TO BE DONE =>
Answer these questions from the forum post below on converting Evernote notes:
1. Where do the unwanted spaces show up after the notes are converted to RTF?
2. Which character did the writer show the daughter how to find and replace?
3. According to the added note, what seems to eliminate the problem?

Convert Evernote Formatted Notes Without Extra Spaces En Masse

I’ve convinced my daughter to import her Ph.D. research materials from Evernote to DEVONthink3 Pro. Now she has thousands of formatted notes in DEVONthink that, when converted to RTF have added, unwanted spaces in her bulleted lists. Is there a fast way to eliminate these lines?

I’ve shown her find and replace for the hidden line return character at the end of every row. That seems too labor-intensive for her workflow.

I’ve searched this forum and others and have seen suggestions of applescripts that must be applied one by one. Is there a way to do this en masse?

Thank you for your help.

One added note: This problem seems to be eliminated if you copy all then paste it into a new RTF note. This seems pretty labor-intensive also but it does seem to work better than converting the Evernote formated notes.

ENTRIES SHOWN =>
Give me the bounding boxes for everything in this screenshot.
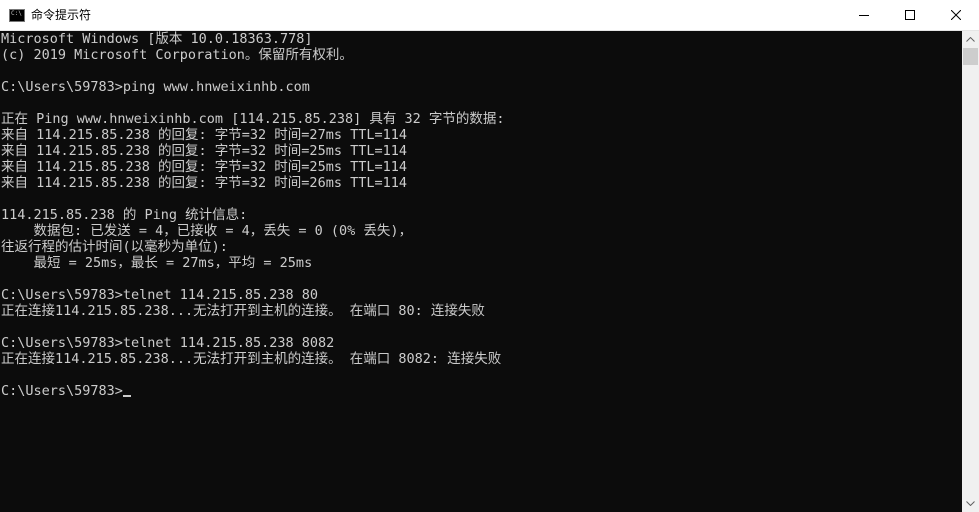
console-line: 正在连接114.215.85.238...无法打开到主机的连接。 在端口 80:… [1,303,485,319]
minimize-button[interactable] [841,0,887,30]
console-line: 正在连接114.215.85.238...无法打开到主机的连接。 在端口 808… [1,351,502,367]
close-icon [951,10,961,20]
console-line: C:\Users\59783>ping www.hnweixinhb.com [1,79,310,95]
console-line: 来自 114.215.85.238 的回复: 字节=32 时间=25ms TTL… [1,159,407,175]
console-line: 114.215.85.238 的 Ping 统计信息: [1,207,248,223]
minimize-icon [859,15,869,16]
console-line: Microsoft Windows [版本 10.0.18363.778] [1,31,313,47]
command-prompt-window: C:\ 命令提示符 Microsoft Windows [版本 10.0.183… [0,0,979,512]
console-line: 来自 114.215.85.238 的回复: 字节=32 时间=26ms TTL… [1,175,407,191]
cmd-icon[interactable]: C:\ [9,9,25,22]
maximize-button[interactable] [887,0,933,30]
console-line: 正在 Ping www.hnweixinhb.com [114.215.85.2… [1,111,505,127]
console-line: (c) 2019 Microsoft Corporation。保留所有权利。 [1,47,353,63]
console-line: 来自 114.215.85.238 的回复: 字节=32 时间=25ms TTL… [1,143,407,159]
scroll-down-button[interactable] [962,495,979,512]
vertical-scrollbar[interactable] [962,31,979,512]
console-output[interactable]: Microsoft Windows [版本 10.0.18363.778] (c… [0,31,962,512]
cmd-icon-glyph: C:\ [11,10,22,17]
window-title: 命令提示符 [31,8,92,22]
title-bar[interactable]: C:\ 命令提示符 [0,0,979,31]
console-line: 来自 114.215.85.238 的回复: 字节=32 时间=27ms TTL… [1,127,407,143]
scroll-thumb[interactable] [963,48,978,65]
console-line: 数据包: 已发送 = 4，已接收 = 4，丢失 = 0 (0% 丢失)， [1,223,413,239]
scroll-up-button[interactable] [962,31,979,48]
console-line: 最短 = 25ms，最长 = 27ms，平均 = 25ms [1,255,313,271]
maximize-icon [905,10,915,20]
console-line: C:\Users\59783>telnet 114.215.85.238 808… [1,335,335,351]
console-line: 往返行程的估计时间(以毫秒为单位): [1,239,228,255]
chevron-down-icon [966,501,975,506]
text-cursor [122,395,131,397]
close-button[interactable] [933,0,979,30]
prompt-text: C:\Users\59783> [1,383,123,399]
console-line: C:\Users\59783>telnet 114.215.85.238 80 [1,287,318,303]
chevron-up-icon [966,37,975,42]
prompt-line: C:\Users\59783> [0,383,962,399]
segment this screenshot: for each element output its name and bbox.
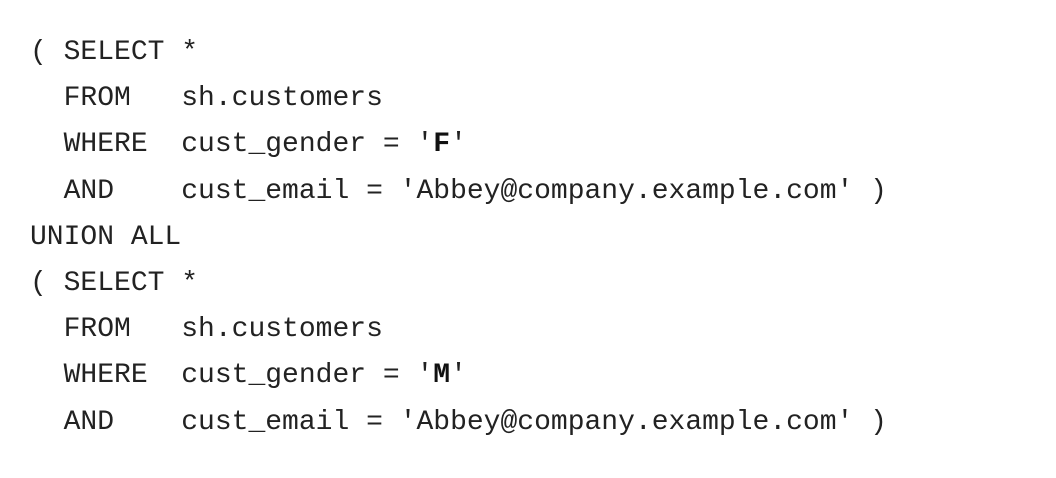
code-line-select-1: ( SELECT *: [30, 30, 887, 76]
where-expression: cust_gender = ': [181, 360, 434, 392]
gender-value: M: [433, 360, 451, 392]
code-line-where-1: WHERE cust_gender = 'F': [30, 122, 887, 168]
where-quote-close: ': [450, 360, 467, 392]
where-quote-close: ': [450, 129, 467, 161]
gender-value: F: [433, 129, 451, 161]
code-line-union: UNION ALL: [30, 215, 887, 261]
where-expression: cust_gender = ': [181, 129, 434, 161]
code-line-select-2: ( SELECT *: [30, 261, 887, 307]
and-keyword: AND: [30, 406, 182, 438]
select-clause: ( SELECT *: [30, 267, 199, 299]
from-keyword: FROM: [30, 314, 182, 346]
from-table: sh.customers: [181, 314, 383, 346]
sql-code-block: ( SELECT * FROM sh.customers WHERE cust_…: [30, 30, 887, 446]
code-line-from-1: FROM sh.customers: [30, 76, 887, 122]
code-line-and-2: AND cust_email = 'Abbey@company.example.…: [30, 400, 887, 446]
where-keyword: WHERE: [30, 360, 182, 392]
union-all-keyword: UNION ALL: [30, 221, 182, 253]
where-keyword: WHERE: [30, 129, 182, 161]
and-expression: cust_email = 'Abbey@company.example.com'…: [181, 406, 887, 438]
from-keyword: FROM: [30, 83, 182, 115]
code-line-where-2: WHERE cust_gender = 'M': [30, 353, 887, 399]
from-table: sh.customers: [181, 83, 383, 115]
and-expression: cust_email = 'Abbey@company.example.com'…: [181, 175, 887, 207]
and-keyword: AND: [30, 175, 182, 207]
code-line-and-1: AND cust_email = 'Abbey@company.example.…: [30, 169, 887, 215]
code-line-from-2: FROM sh.customers: [30, 307, 887, 353]
select-clause: ( SELECT *: [30, 37, 199, 68]
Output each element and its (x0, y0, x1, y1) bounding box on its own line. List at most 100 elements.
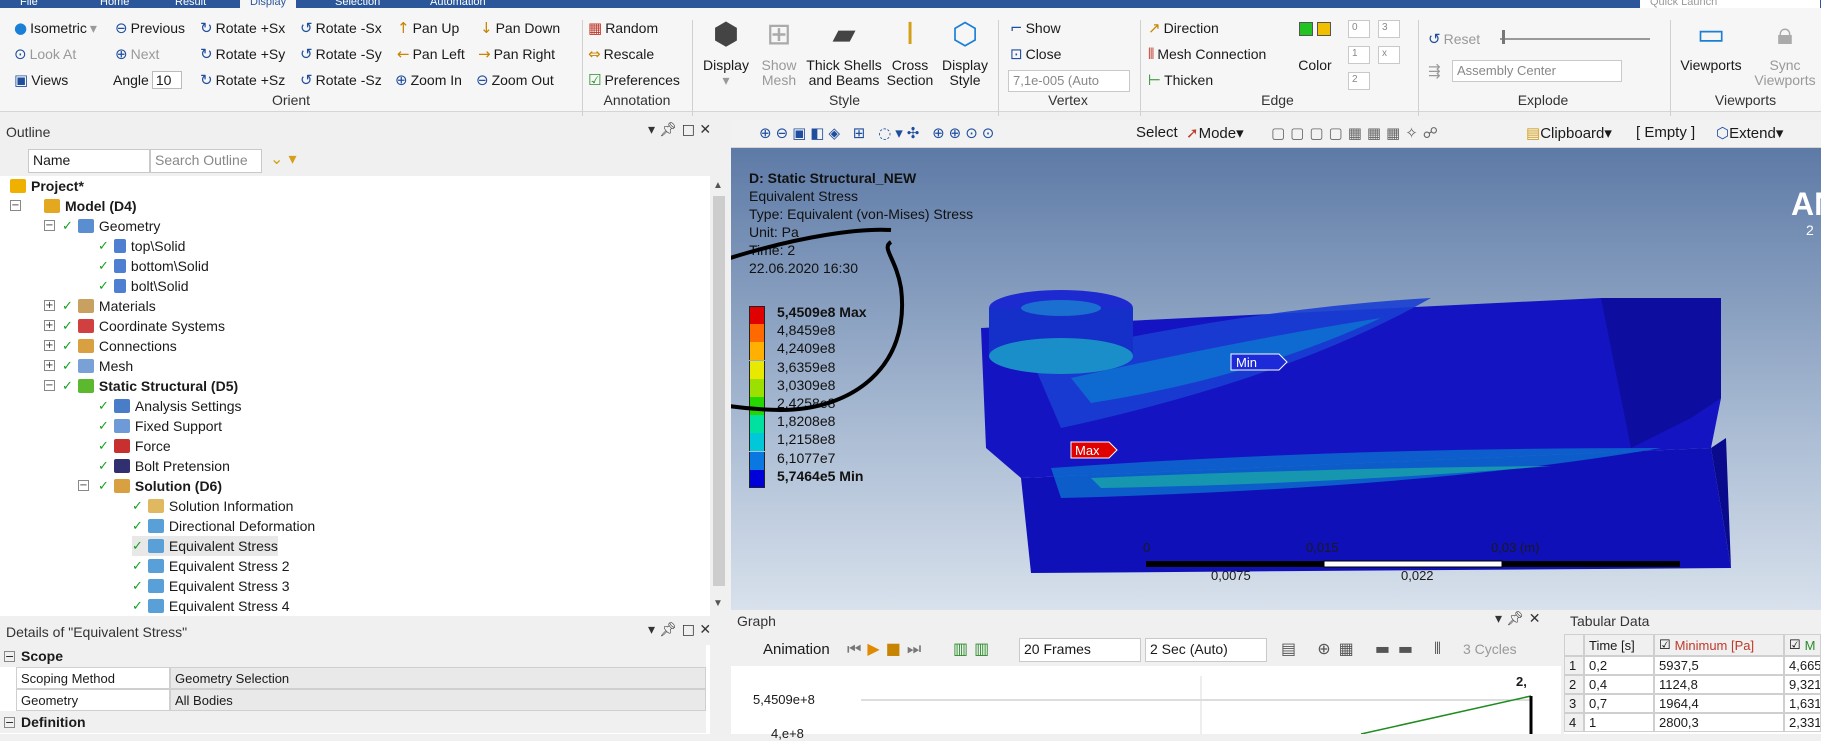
table-cell[interactable]: 5937,5 (1654, 656, 1784, 675)
show-mesh-button[interactable]: ⊞ Show Mesh (756, 16, 802, 88)
display-style-button[interactable]: ⬡ Display Style (938, 16, 992, 88)
edge-option-2[interactable]: 2 (1348, 72, 1370, 90)
pan-down-button[interactable]: ↓ Pan Down (480, 17, 560, 39)
frames-dropdown[interactable]: 20 Frames (1019, 638, 1141, 662)
pan-up-button[interactable]: ↑ Pan Up (397, 17, 459, 39)
rotate-msx-button[interactable]: ↺ Rotate -Sx (300, 17, 382, 39)
details-value-geometry[interactable]: All Bodies (170, 689, 706, 711)
view-tool-icons[interactable]: ⊕⊖▣◧◈ ⊞ ◌▾✣ ⊕⊕⊙⊙ (759, 124, 998, 142)
rotate-msy-button[interactable]: ↺ Rotate -Sy (300, 43, 382, 65)
collapse-icon[interactable]: − (4, 716, 15, 728)
tree-node-bolt-solid[interactable]: ✓ bolt\Solid (98, 276, 189, 296)
tree-node-equivalent-stress-3[interactable]: ✓ Equivalent Stress 3 (132, 576, 290, 596)
zoom-out-button[interactable]: ⊖ Zoom Out (476, 69, 554, 91)
outline-search-input[interactable]: Search Outline (150, 149, 262, 173)
color-button[interactable]: Color (1290, 22, 1340, 73)
rotate-psy-button[interactable]: ↻ Rotate +Sy (200, 43, 285, 65)
tree-node-equivalent-stress-2[interactable]: ✓ Equivalent Stress 2 (132, 556, 290, 576)
assembly-center-dropdown[interactable]: Assembly Center (1452, 60, 1622, 82)
collapse-icon[interactable]: − (4, 650, 15, 662)
table-cell[interactable]: 0,2 (1584, 656, 1654, 675)
pin-icon[interactable]: 📌︎ (659, 122, 677, 138)
pan-right-button[interactable]: → Pan Right (478, 43, 555, 65)
collapse-toggle[interactable]: − (78, 480, 89, 491)
zoom-in-button[interactable]: ⊕ Zoom In (395, 69, 462, 91)
tree-node-materials[interactable]: ✓ Materials (62, 296, 156, 316)
tree-node-analysis-settings[interactable]: ✓ Analysis Settings (98, 396, 242, 416)
tree-node-solution-information[interactable]: ✓ Solution Information (132, 496, 293, 516)
details-value-scoping-method[interactable]: Geometry Selection (170, 667, 706, 689)
tree-node-equivalent-stress-4[interactable]: ✓ Equivalent Stress 4 (132, 596, 290, 616)
collapse-toggle[interactable]: − (10, 200, 21, 211)
row-index-cell[interactable]: 1 (1564, 656, 1584, 675)
close-icon[interactable]: ✕ (699, 622, 711, 638)
row-index-cell[interactable]: 3 (1564, 694, 1584, 713)
pan-left-button[interactable]: ← Pan Left (397, 43, 465, 65)
cross-section-button[interactable]: Ⅰ Cross Section (884, 16, 936, 88)
tab-display[interactable]: Display (240, 0, 297, 8)
dropdown-icon[interactable]: ▾ (1495, 611, 1502, 627)
close-icon[interactable]: ✕ (699, 122, 711, 138)
expand-toggle[interactable]: + (44, 360, 55, 371)
reset-explode-button[interactable]: ↺ Reset (1428, 28, 1480, 50)
maximize-icon[interactable]: □ (682, 122, 695, 138)
tree-node-project[interactable]: Project* (10, 176, 84, 196)
table-cell[interactable]: 2,3314 (1784, 713, 1821, 732)
tabular-grid[interactable]: Time [s] ☑ Minimum [Pa] ☑ M 1 0,2 5937,5 4,66… (1564, 634, 1821, 734)
selection-filter-icons[interactable]: ▢▢▢▢▦▦▦✧☍ (1271, 124, 1443, 142)
scroll-down-icon[interactable]: ▼ (713, 598, 723, 609)
mode-dropdown[interactable]: ➚Mode▾ (1186, 124, 1244, 142)
expand-toggle[interactable]: + (44, 340, 55, 351)
tree-node-bottom-solid[interactable]: ✓ bottom\Solid (98, 256, 209, 276)
pin-icon[interactable]: 📌︎ (1506, 611, 1524, 627)
tab-home[interactable]: Home (90, 0, 139, 8)
tree-node-mesh[interactable]: ✓ Mesh (62, 356, 133, 376)
play-icon[interactable]: ▶︎ (867, 639, 885, 658)
expand-toggle[interactable]: + (44, 300, 55, 311)
checkbox-icon[interactable]: ☑ (1789, 637, 1801, 653)
direction-button[interactable]: ↗ Direction (1148, 17, 1219, 39)
tree-node-fixed-support[interactable]: ✓ Fixed Support (98, 416, 222, 436)
dropdown-icon[interactable]: ▾ (648, 122, 655, 138)
thicken-button[interactable]: ⊢ Thicken (1148, 69, 1213, 91)
close-icon[interactable]: ✕ (1529, 611, 1541, 627)
mesh-connection-button[interactable]: ⫴ Mesh Connection (1148, 43, 1266, 65)
clipboard-dropdown[interactable]: ▤Clipboard▾ (1526, 124, 1612, 142)
cycles-dropdown[interactable]: 3 Cycles (1463, 641, 1517, 657)
edge-option-x[interactable]: x (1378, 46, 1400, 64)
maximize-icon[interactable]: □ (682, 622, 695, 638)
table-cell[interactable]: 4,6653 (1784, 656, 1821, 675)
collapse-toggle[interactable]: − (44, 380, 55, 391)
checkbox-icon[interactable]: ☑ (1659, 637, 1671, 653)
outline-scrollbar[interactable]: ▲ ▼ (710, 176, 728, 616)
rescale-button[interactable]: ⇔ Rescale (588, 43, 654, 65)
expand-toggle[interactable]: + (44, 320, 55, 331)
table-cell[interactable]: 1 (1584, 713, 1654, 732)
quick-launch-input[interactable]: Quick Launch (1640, 0, 1820, 8)
graph-tool-icons[interactable]: ▤ ⊕▦ ▬▬ ⫴ (1281, 639, 1449, 659)
display-button[interactable]: ⬢ Display ▾ (700, 16, 752, 88)
previous-button[interactable]: ⊖ Previous (115, 17, 185, 39)
scrollbar-thumb[interactable] (713, 196, 725, 586)
edge-option-3[interactable]: 3 (1378, 20, 1400, 38)
pin-icon[interactable]: 📌︎ (659, 622, 677, 638)
dropdown-icon[interactable]: ▾ (648, 622, 655, 638)
table-cell[interactable]: 2800,3 (1654, 713, 1784, 732)
column-header-maximum[interactable]: ☑ M (1784, 634, 1821, 656)
tree-node-model[interactable]: Model (D4) (44, 196, 137, 216)
views-button[interactable]: ▣ Views (14, 69, 68, 91)
next-button[interactable]: ⊕ Next (115, 43, 159, 65)
viewports-button[interactable]: ▭ Viewports (1676, 16, 1746, 73)
details-category-definition[interactable]: − Definition (0, 711, 706, 733)
vertex-tolerance-dropdown[interactable]: 7,1e-005 (Auto (1008, 70, 1130, 92)
tree-node-directional-deformation[interactable]: ✓ Directional Deformation (132, 516, 315, 536)
row-index-cell[interactable]: 4 (1564, 713, 1584, 732)
angle-input[interactable]: 10 (151, 71, 182, 89)
scroll-up-icon[interactable]: ▲ (713, 180, 723, 191)
show-vertex-button[interactable]: ⌐ Show (1010, 17, 1061, 39)
filter-options-chevron-icon[interactable]: ⌄ ▾ (270, 149, 297, 168)
row-index-cell[interactable]: 2 (1564, 675, 1584, 694)
isometric-button[interactable]: ● Isometric ▾ (14, 17, 97, 39)
explode-slider[interactable] (1500, 38, 1650, 40)
table-cell[interactable]: 0,4 (1584, 675, 1654, 694)
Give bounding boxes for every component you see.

OUTPUT BELOW =>
1. In her bulleted lists.
2. The hidden line return character at the end of every row.
3. Copying all and then pasting it into a new RTF note.